SOURCE MATERIAL start

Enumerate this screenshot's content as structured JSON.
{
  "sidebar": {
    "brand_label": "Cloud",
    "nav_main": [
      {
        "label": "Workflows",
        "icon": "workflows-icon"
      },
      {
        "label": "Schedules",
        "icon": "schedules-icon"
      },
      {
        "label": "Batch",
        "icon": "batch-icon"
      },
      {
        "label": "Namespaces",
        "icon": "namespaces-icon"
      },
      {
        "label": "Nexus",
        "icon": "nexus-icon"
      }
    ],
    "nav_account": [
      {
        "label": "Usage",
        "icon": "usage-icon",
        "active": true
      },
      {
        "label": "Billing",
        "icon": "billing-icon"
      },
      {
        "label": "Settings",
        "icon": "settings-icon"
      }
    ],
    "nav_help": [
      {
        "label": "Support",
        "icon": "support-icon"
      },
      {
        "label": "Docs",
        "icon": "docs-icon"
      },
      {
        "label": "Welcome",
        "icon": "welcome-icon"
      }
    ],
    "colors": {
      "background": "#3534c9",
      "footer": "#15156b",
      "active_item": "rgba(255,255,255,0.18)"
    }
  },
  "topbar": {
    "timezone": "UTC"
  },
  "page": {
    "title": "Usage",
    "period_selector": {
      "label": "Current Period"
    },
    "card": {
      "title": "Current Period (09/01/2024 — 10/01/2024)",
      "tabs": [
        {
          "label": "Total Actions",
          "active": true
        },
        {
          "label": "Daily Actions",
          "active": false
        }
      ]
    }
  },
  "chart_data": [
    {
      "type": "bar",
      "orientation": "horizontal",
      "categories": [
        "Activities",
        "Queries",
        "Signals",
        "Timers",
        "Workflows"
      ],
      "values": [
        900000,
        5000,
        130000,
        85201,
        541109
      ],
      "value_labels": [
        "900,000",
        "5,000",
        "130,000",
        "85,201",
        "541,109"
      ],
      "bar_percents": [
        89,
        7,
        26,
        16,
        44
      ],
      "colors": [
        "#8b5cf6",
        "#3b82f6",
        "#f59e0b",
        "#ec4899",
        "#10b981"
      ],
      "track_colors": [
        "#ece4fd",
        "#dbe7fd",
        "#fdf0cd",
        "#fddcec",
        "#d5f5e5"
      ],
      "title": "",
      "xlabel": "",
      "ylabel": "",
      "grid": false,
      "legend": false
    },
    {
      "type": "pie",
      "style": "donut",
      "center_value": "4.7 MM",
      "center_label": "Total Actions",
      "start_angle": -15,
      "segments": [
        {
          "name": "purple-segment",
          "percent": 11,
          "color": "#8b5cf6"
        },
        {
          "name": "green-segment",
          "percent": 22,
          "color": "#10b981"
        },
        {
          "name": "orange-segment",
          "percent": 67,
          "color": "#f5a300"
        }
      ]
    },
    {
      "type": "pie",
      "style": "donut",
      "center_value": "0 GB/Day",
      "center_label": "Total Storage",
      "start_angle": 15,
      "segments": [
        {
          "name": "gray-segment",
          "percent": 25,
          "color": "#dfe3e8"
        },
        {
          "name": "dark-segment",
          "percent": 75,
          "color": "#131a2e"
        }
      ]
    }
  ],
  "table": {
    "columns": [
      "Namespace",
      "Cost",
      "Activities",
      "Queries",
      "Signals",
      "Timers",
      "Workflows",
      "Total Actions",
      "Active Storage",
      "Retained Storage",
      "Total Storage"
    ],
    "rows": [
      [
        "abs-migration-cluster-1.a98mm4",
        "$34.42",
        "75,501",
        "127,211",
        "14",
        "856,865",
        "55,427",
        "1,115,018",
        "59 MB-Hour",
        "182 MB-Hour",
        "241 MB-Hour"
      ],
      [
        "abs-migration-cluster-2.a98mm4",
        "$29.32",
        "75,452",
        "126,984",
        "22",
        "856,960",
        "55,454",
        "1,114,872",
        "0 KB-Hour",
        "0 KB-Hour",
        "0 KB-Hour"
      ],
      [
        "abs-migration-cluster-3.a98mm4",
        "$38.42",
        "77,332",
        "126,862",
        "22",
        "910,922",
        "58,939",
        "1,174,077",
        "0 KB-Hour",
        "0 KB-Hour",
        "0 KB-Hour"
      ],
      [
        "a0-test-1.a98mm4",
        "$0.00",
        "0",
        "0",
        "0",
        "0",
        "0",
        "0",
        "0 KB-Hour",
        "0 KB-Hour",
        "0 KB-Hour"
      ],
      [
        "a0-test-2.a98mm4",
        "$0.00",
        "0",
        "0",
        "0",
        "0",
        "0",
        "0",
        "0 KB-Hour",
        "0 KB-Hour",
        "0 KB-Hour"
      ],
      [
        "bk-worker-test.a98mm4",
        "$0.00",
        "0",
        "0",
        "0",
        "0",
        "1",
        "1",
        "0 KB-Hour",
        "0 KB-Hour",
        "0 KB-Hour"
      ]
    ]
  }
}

SOURCE MATERIAL end

(WRITTEN REQUEST):
Identify the lines above that contain the word "migration", then copy them.

(SOLUTION FOR THIS TASK):
        "abs-migration-cluster-1.a98mm4",
        "abs-migration-cluster-2.a98mm4",
        "abs-migration-cluster-3.a98mm4",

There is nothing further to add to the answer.